◆ Prompt: Your task is to reproduce the entries below word for word.

◆ Extracted records:
[Begin]
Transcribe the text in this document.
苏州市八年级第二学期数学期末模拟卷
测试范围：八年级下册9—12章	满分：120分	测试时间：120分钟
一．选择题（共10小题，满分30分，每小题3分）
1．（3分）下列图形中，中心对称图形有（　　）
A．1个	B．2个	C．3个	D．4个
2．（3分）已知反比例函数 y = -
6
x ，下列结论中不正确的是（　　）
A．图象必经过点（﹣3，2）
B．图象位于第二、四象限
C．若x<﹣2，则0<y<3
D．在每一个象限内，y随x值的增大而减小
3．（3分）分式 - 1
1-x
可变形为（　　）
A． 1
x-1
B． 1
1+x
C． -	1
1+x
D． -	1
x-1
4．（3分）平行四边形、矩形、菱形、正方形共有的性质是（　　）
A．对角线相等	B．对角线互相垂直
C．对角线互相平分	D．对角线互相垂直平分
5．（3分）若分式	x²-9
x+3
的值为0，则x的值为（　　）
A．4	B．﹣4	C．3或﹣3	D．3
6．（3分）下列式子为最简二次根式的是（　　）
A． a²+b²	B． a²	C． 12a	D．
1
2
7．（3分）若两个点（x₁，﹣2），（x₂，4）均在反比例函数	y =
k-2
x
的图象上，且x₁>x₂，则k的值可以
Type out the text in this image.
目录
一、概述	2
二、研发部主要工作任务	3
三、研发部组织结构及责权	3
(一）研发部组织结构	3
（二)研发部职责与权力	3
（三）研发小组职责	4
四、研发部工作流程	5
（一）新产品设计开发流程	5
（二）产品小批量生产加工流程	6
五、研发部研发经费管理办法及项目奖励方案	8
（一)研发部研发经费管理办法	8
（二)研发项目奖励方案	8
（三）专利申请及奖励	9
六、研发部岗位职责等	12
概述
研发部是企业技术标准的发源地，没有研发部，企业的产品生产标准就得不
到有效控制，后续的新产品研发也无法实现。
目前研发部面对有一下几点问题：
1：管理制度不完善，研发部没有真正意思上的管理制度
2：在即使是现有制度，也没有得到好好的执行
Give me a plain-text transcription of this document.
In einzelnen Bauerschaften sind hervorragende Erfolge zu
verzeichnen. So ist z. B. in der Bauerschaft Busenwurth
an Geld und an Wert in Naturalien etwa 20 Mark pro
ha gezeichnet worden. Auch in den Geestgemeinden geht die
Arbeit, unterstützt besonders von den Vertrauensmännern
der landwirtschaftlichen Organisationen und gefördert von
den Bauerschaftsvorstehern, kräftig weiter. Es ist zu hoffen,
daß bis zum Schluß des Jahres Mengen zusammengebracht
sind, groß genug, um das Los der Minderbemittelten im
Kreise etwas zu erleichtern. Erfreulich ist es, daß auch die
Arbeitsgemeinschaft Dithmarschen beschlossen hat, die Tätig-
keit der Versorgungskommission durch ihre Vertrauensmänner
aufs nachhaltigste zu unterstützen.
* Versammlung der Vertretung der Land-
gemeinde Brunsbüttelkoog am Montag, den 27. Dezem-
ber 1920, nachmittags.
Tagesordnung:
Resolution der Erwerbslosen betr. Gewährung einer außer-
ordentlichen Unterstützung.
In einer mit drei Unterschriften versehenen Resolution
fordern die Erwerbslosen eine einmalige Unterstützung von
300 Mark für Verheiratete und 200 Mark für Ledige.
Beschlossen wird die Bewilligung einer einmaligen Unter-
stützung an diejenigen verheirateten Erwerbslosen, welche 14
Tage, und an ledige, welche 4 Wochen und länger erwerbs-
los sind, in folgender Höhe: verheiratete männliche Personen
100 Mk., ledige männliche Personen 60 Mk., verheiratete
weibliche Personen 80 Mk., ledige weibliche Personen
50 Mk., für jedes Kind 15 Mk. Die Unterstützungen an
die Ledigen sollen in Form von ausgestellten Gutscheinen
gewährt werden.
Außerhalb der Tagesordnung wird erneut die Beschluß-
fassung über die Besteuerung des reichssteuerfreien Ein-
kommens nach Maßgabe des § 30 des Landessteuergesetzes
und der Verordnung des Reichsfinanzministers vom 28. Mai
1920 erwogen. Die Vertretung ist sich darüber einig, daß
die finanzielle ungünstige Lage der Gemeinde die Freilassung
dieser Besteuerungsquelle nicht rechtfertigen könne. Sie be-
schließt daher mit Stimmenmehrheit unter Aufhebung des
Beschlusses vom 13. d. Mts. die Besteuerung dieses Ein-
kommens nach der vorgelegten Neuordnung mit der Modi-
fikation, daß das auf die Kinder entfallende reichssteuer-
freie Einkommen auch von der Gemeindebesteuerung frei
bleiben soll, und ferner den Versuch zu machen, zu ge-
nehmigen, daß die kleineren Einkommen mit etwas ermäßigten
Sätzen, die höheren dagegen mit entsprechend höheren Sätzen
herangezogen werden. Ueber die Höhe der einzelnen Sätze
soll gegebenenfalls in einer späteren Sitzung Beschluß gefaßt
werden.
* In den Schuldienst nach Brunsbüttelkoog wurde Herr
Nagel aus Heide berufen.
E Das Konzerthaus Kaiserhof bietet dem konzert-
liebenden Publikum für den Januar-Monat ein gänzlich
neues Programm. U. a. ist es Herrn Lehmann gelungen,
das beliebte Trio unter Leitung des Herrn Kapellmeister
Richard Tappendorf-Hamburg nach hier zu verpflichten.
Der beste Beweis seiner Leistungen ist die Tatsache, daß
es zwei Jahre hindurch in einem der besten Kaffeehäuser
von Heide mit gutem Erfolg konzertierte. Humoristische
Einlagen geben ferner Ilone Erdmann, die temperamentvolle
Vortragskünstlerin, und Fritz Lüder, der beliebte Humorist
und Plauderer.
[End]
◆ Exercise output:
Transcribe the text in this document.
苏州市八年级第二学期数学期末模拟卷
测试范围：八年级下册9—12章	满分：120分	测试时间：120分钟
一．选择题（共10小题，满分30分，每小题3分）
1．（3分）下列图形中，中心对称图形有（　　）
A．1个	B．2个	C．3个	D．4个
2．（3分）已知反比例函数 y = -
6
x ，下列结论中不正确的是（　　）
A．图象必经过点（﹣3，2）
B．图象位于第二、四象限
C．若x<﹣2，则0<y<3
D．在每一个象限内，y随x值的增大而减小
3．（3分）分式 - 1
1-x
可变形为（　　）
A． 1
x-1
B． 1
1+x
C． -	1
1+x
D． -	1
x-1
4．（3分）平行四边形、矩形、菱形、正方形共有的性质是（　　）
A．对角线相等	B．对角线互相垂直
C．对角线互相平分	D．对角线互相垂直平分
5．（3分）若分式	x²-9
x+3
的值为0，则x的值为（　　）
A．4	B．﹣4	C．3或﹣3	D．3
6．（3分）下列式子为最简二次根式的是（　　）
A． a²+b²	B． a²	C． 12a	D．
1
2
7．（3分）若两个点（x₁，﹣2），（x₂，4）均在反比例函数	y =
k-2
x
的图象上，且x₁>x₂，则k的值可以
Type out the text in this image.
目录
一、概述	2
二、研发部主要工作任务	3
三、研发部组织结构及责权	3
(一）研发部组织结构	3
（二)研发部职责与权力	3
（三）研发小组职责	4
四、研发部工作流程	5
（一）新产品设计开发流程	5
（二）产品小批量生产加工流程	6
五、研发部研发经费管理办法及项目奖励方案	8
（一)研发部研发经费管理办法	8
（二)研发项目奖励方案	8
（三）专利申请及奖励	9
六、研发部岗位职责等	12
概述
研发部是企业技术标准的发源地，没有研发部，企业的产品生产标准就得不
到有效控制，后续的新产品研发也无法实现。
目前研发部面对有一下几点问题：
1：管理制度不完善，研发部没有真正意思上的管理制度
2：在即使是现有制度，也没有得到好好的执行
Give me a plain-text transcription of this document.
In einzelnen Bauerschaften sind hervorragende Erfolge zu
verzeichnen. So ist z. B. in der Bauerschaft Busenwurth
an Geld und an Wert in Naturalien etwa 20 Mark pro
ha gezeichnet worden. Auch in den Geestgemeinden geht die
Arbeit, unterstützt besonders von den Vertrauensmännern
der landwirtschaftlichen Organisationen und gefördert von
den Bauerschaftsvorstehern, kräftig weiter. Es ist zu hoffen,
daß bis zum Schluß des Jahres Mengen zusammengebracht
sind, groß genug, um das Los der Minderbemittelten im
Kreise etwas zu erleichtern. Erfreulich ist es, daß auch die
Arbeitsgemeinschaft Dithmarschen beschlossen hat, die Tätig-
keit der Versorgungskommission durch ihre Vertrauensmänner
aufs nachhaltigste zu unterstützen.
* Versammlung der Vertretung der Land-
gemeinde Brunsbüttelkoog am Montag, den 27. Dezem-
ber 1920, nachmittags.
Tagesordnung:
Resolution der Erwerbslosen betr. Gewährung einer außer-
ordentlichen Unterstützung.
In einer mit drei Unterschriften versehenen Resolution
fordern die Erwerbslosen eine einmalige Unterstützung von
300 Mark für Verheiratete und 200 Mark für Ledige.
Beschlossen wird die Bewilligung einer einmaligen Unter-
stützung an diejenigen verheirateten Erwerbslosen, welche 14
Tage, und an ledige, welche 4 Wochen und länger erwerbs-
los sind, in folgender Höhe: verheiratete männliche Personen
100 Mk., ledige männliche Personen 60 Mk., verheiratete
weibliche Personen 80 Mk., ledige weibliche Personen
50 Mk., für jedes Kind 15 Mk. Die Unterstützungen an
die Ledigen sollen in Form von ausgestellten Gutscheinen
gewährt werden.
Außerhalb der Tagesordnung wird erneut die Beschluß-
fassung über die Besteuerung des reichssteuerfreien Ein-
kommens nach Maßgabe des § 30 des Landessteuergesetzes
und der Verordnung des Reichsfinanzministers vom 28. Mai
1920 erwogen. Die Vertretung ist sich darüber einig, daß
die finanzielle ungünstige Lage der Gemeinde die Freilassung
dieser Besteuerungsquelle nicht rechtfertigen könne. Sie be-
schließt daher mit Stimmenmehrheit unter Aufhebung des
Beschlusses vom 13. d. Mts. die Besteuerung dieses Ein-
kommens nach der vorgelegten Neuordnung mit der Modi-
fikation, daß das auf die Kinder entfallende reichssteuer-
freie Einkommen auch von der Gemeindebesteuerung frei
bleiben soll, und ferner den Versuch zu machen, zu ge-
nehmigen, daß die kleineren Einkommen mit etwas ermäßigten
Sätzen, die höheren dagegen mit entsprechend höheren Sätzen
herangezogen werden. Ueber die Höhe der einzelnen Sätze
soll gegebenenfalls in einer späteren Sitzung Beschluß gefaßt
werden.
* In den Schuldienst nach Brunsbüttelkoog wurde Herr
Nagel aus Heide berufen.
E Das Konzerthaus Kaiserhof bietet dem konzert-
liebenden Publikum für den Januar-Monat ein gänzlich
neues Programm. U. a. ist es Herrn Lehmann gelungen,
das beliebte Trio unter Leitung des Herrn Kapellmeister
Richard Tappendorf-Hamburg nach hier zu verpflichten.
Der beste Beweis seiner Leistungen ist die Tatsache, daß
es zwei Jahre hindurch in einem der besten Kaffeehäuser
von Heide mit gutem Erfolg konzertierte. Humoristische
Einlagen geben ferner Ilone Erdmann, die temperamentvolle
Vortragskünstlerin, und Fritz Lüder, der beliebte Humorist
und Plauderer.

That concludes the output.